>>

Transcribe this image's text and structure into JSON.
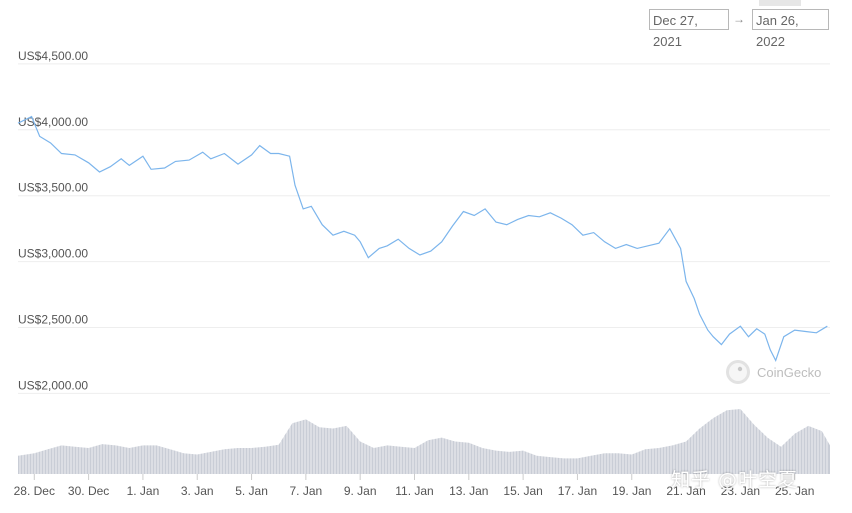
{
  "date_range": {
    "from": "Dec 27, 2021",
    "arrow": "→",
    "to": "Jan 26, 2022"
  },
  "watermark_logo": "CoinGecko",
  "watermark_text": "知乎 @叶空夏",
  "colors": {
    "line": "#7cb5ec",
    "volume": "#c9cdd6",
    "grid": "#eeeeee",
    "axis_text": "#555555"
  },
  "chart_data": {
    "type": "line",
    "y_ticks": [
      "US$4,500.00",
      "US$4,000.00",
      "US$3,500.00",
      "US$3,000.00",
      "US$2,500.00",
      "US$2,000.00"
    ],
    "y_tick_values": [
      4500,
      4000,
      3500,
      3000,
      2500,
      2000
    ],
    "ylim": [
      1950,
      4560
    ],
    "x_ticks": [
      "28. Dec",
      "30. Dec",
      "1. Jan",
      "3. Jan",
      "5. Jan",
      "7. Jan",
      "9. Jan",
      "11. Jan",
      "13. Jan",
      "15. Jan",
      "17. Jan",
      "19. Jan",
      "21. Jan",
      "23. Jan",
      "25. Jan"
    ],
    "x_tick_days": [
      1,
      3,
      5,
      7,
      9,
      11,
      13,
      15,
      17,
      19,
      21,
      23,
      25,
      27,
      29
    ],
    "xlim": [
      0.4,
      30.3
    ],
    "series": [
      {
        "x": [
          0.4,
          0.9,
          1.2,
          1.6,
          2.0,
          2.5,
          3.0,
          3.4,
          3.8,
          4.2,
          4.5,
          5.0,
          5.3,
          5.8,
          6.2,
          6.7,
          7.2,
          7.5,
          8.0,
          8.5,
          9.0,
          9.3,
          9.7,
          10.0,
          10.4,
          10.6,
          10.9,
          11.2,
          11.6,
          12.0,
          12.4,
          12.8,
          13.0,
          13.3,
          13.7,
          14.0,
          14.4,
          14.8,
          15.2,
          15.6,
          16.0,
          16.4,
          16.8,
          17.2,
          17.6,
          18.0,
          18.4,
          18.8,
          19.2,
          19.6,
          20.0,
          20.4,
          20.8,
          21.2,
          21.6,
          22.0,
          22.4,
          22.8,
          23.2,
          23.6,
          24.0,
          24.4,
          24.8,
          25.0,
          25.3,
          25.5,
          25.8,
          26.0,
          26.3,
          26.6,
          27.0,
          27.3,
          27.6,
          27.9,
          28.1,
          28.3,
          28.6,
          29.0,
          29.4,
          29.8,
          30.2
        ],
        "y": [
          4050,
          4100,
          3950,
          3900,
          3820,
          3810,
          3750,
          3680,
          3720,
          3780,
          3730,
          3800,
          3700,
          3710,
          3760,
          3770,
          3830,
          3780,
          3820,
          3740,
          3810,
          3880,
          3820,
          3820,
          3800,
          3580,
          3400,
          3420,
          3280,
          3200,
          3230,
          3200,
          3150,
          3030,
          3100,
          3120,
          3170,
          3100,
          3050,
          3080,
          3150,
          3270,
          3380,
          3350,
          3400,
          3300,
          3280,
          3320,
          3350,
          3340,
          3370,
          3330,
          3280,
          3200,
          3220,
          3150,
          3100,
          3130,
          3100,
          3120,
          3140,
          3250,
          3100,
          2850,
          2720,
          2600,
          2480,
          2430,
          2370,
          2450,
          2510,
          2430,
          2490,
          2450,
          2330,
          2250,
          2430,
          2480,
          2470,
          2460,
          2510
        ]
      },
      {
        "name": "volume",
        "x": [
          0.4,
          1.0,
          1.5,
          2.0,
          2.5,
          3.0,
          3.5,
          4.0,
          4.5,
          5.0,
          5.5,
          6.0,
          6.5,
          7.0,
          7.5,
          8.0,
          8.5,
          9.0,
          9.5,
          10.0,
          10.5,
          11.0,
          11.5,
          12.0,
          12.5,
          13.0,
          13.5,
          14.0,
          14.5,
          15.0,
          15.5,
          16.0,
          16.5,
          17.0,
          17.5,
          18.0,
          18.5,
          19.0,
          19.5,
          20.0,
          20.5,
          21.0,
          21.5,
          22.0,
          22.5,
          23.0,
          23.5,
          24.0,
          24.5,
          25.0,
          25.5,
          26.0,
          26.5,
          27.0,
          27.5,
          28.0,
          28.5,
          29.0,
          29.5,
          30.0,
          30.3
        ],
        "values": [
          0.28,
          0.32,
          0.38,
          0.44,
          0.42,
          0.4,
          0.46,
          0.44,
          0.4,
          0.44,
          0.44,
          0.38,
          0.32,
          0.3,
          0.34,
          0.38,
          0.4,
          0.4,
          0.42,
          0.45,
          0.78,
          0.84,
          0.72,
          0.7,
          0.74,
          0.5,
          0.4,
          0.44,
          0.42,
          0.4,
          0.52,
          0.56,
          0.5,
          0.48,
          0.4,
          0.36,
          0.34,
          0.36,
          0.28,
          0.26,
          0.24,
          0.24,
          0.28,
          0.32,
          0.32,
          0.3,
          0.38,
          0.4,
          0.44,
          0.5,
          0.7,
          0.86,
          0.98,
          1.0,
          0.76,
          0.56,
          0.42,
          0.62,
          0.74,
          0.66,
          0.44
        ]
      }
    ]
  }
}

<<

▶ _Problem details_: Leave the pictures out and print the records above exactly as they stand.

▶ _Full output_:
Transcribe this image's text and structure into JSON.
{
  "date_range": {
    "from": "Dec 27, 2021",
    "arrow": "→",
    "to": "Jan 26, 2022"
  },
  "watermark_logo": "CoinGecko",
  "watermark_text": "知乎 @叶空夏",
  "colors": {
    "line": "#7cb5ec",
    "volume": "#c9cdd6",
    "grid": "#eeeeee",
    "axis_text": "#555555"
  },
  "chart_data": {
    "type": "line",
    "y_ticks": [
      "US$4,500.00",
      "US$4,000.00",
      "US$3,500.00",
      "US$3,000.00",
      "US$2,500.00",
      "US$2,000.00"
    ],
    "y_tick_values": [
      4500,
      4000,
      3500,
      3000,
      2500,
      2000
    ],
    "ylim": [
      1950,
      4560
    ],
    "x_ticks": [
      "28. Dec",
      "30. Dec",
      "1. Jan",
      "3. Jan",
      "5. Jan",
      "7. Jan",
      "9. Jan",
      "11. Jan",
      "13. Jan",
      "15. Jan",
      "17. Jan",
      "19. Jan",
      "21. Jan",
      "23. Jan",
      "25. Jan"
    ],
    "x_tick_days": [
      1,
      3,
      5,
      7,
      9,
      11,
      13,
      15,
      17,
      19,
      21,
      23,
      25,
      27,
      29
    ],
    "xlim": [
      0.4,
      30.3
    ],
    "series": [
      {
        "x": [
          0.4,
          0.9,
          1.2,
          1.6,
          2.0,
          2.5,
          3.0,
          3.4,
          3.8,
          4.2,
          4.5,
          5.0,
          5.3,
          5.8,
          6.2,
          6.7,
          7.2,
          7.5,
          8.0,
          8.5,
          9.0,
          9.3,
          9.7,
          10.0,
          10.4,
          10.6,
          10.9,
          11.2,
          11.6,
          12.0,
          12.4,
          12.8,
          13.0,
          13.3,
          13.7,
          14.0,
          14.4,
          14.8,
          15.2,
          15.6,
          16.0,
          16.4,
          16.8,
          17.2,
          17.6,
          18.0,
          18.4,
          18.8,
          19.2,
          19.6,
          20.0,
          20.4,
          20.8,
          21.2,
          21.6,
          22.0,
          22.4,
          22.8,
          23.2,
          23.6,
          24.0,
          24.4,
          24.8,
          25.0,
          25.3,
          25.5,
          25.8,
          26.0,
          26.3,
          26.6,
          27.0,
          27.3,
          27.6,
          27.9,
          28.1,
          28.3,
          28.6,
          29.0,
          29.4,
          29.8,
          30.2
        ],
        "y": [
          4050,
          4100,
          3950,
          3900,
          3820,
          3810,
          3750,
          3680,
          3720,
          3780,
          3730,
          3800,
          3700,
          3710,
          3760,
          3770,
          3830,
          3780,
          3820,
          3740,
          3810,
          3880,
          3820,
          3820,
          3800,
          3580,
          3400,
          3420,
          3280,
          3200,
          3230,
          3200,
          3150,
          3030,
          3100,
          3120,
          3170,
          3100,
          3050,
          3080,
          3150,
          3270,
          3380,
          3350,
          3400,
          3300,
          3280,
          3320,
          3350,
          3340,
          3370,
          3330,
          3280,
          3200,
          3220,
          3150,
          3100,
          3130,
          3100,
          3120,
          3140,
          3250,
          3100,
          2850,
          2720,
          2600,
          2480,
          2430,
          2370,
          2450,
          2510,
          2430,
          2490,
          2450,
          2330,
          2250,
          2430,
          2480,
          2470,
          2460,
          2510
        ]
      },
      {
        "name": "volume",
        "x": [
          0.4,
          1.0,
          1.5,
          2.0,
          2.5,
          3.0,
          3.5,
          4.0,
          4.5,
          5.0,
          5.5,
          6.0,
          6.5,
          7.0,
          7.5,
          8.0,
          8.5,
          9.0,
          9.5,
          10.0,
          10.5,
          11.0,
          11.5,
          12.0,
          12.5,
          13.0,
          13.5,
          14.0,
          14.5,
          15.0,
          15.5,
          16.0,
          16.5,
          17.0,
          17.5,
          18.0,
          18.5,
          19.0,
          19.5,
          20.0,
          20.5,
          21.0,
          21.5,
          22.0,
          22.5,
          23.0,
          23.5,
          24.0,
          24.5,
          25.0,
          25.5,
          26.0,
          26.5,
          27.0,
          27.5,
          28.0,
          28.5,
          29.0,
          29.5,
          30.0,
          30.3
        ],
        "values": [
          0.28,
          0.32,
          0.38,
          0.44,
          0.42,
          0.4,
          0.46,
          0.44,
          0.4,
          0.44,
          0.44,
          0.38,
          0.32,
          0.3,
          0.34,
          0.38,
          0.4,
          0.4,
          0.42,
          0.45,
          0.78,
          0.84,
          0.72,
          0.7,
          0.74,
          0.5,
          0.4,
          0.44,
          0.42,
          0.4,
          0.52,
          0.56,
          0.5,
          0.48,
          0.4,
          0.36,
          0.34,
          0.36,
          0.28,
          0.26,
          0.24,
          0.24,
          0.28,
          0.32,
          0.32,
          0.3,
          0.38,
          0.4,
          0.44,
          0.5,
          0.7,
          0.86,
          0.98,
          1.0,
          0.76,
          0.56,
          0.42,
          0.62,
          0.74,
          0.66,
          0.44
        ]
      }
    ]
  }
}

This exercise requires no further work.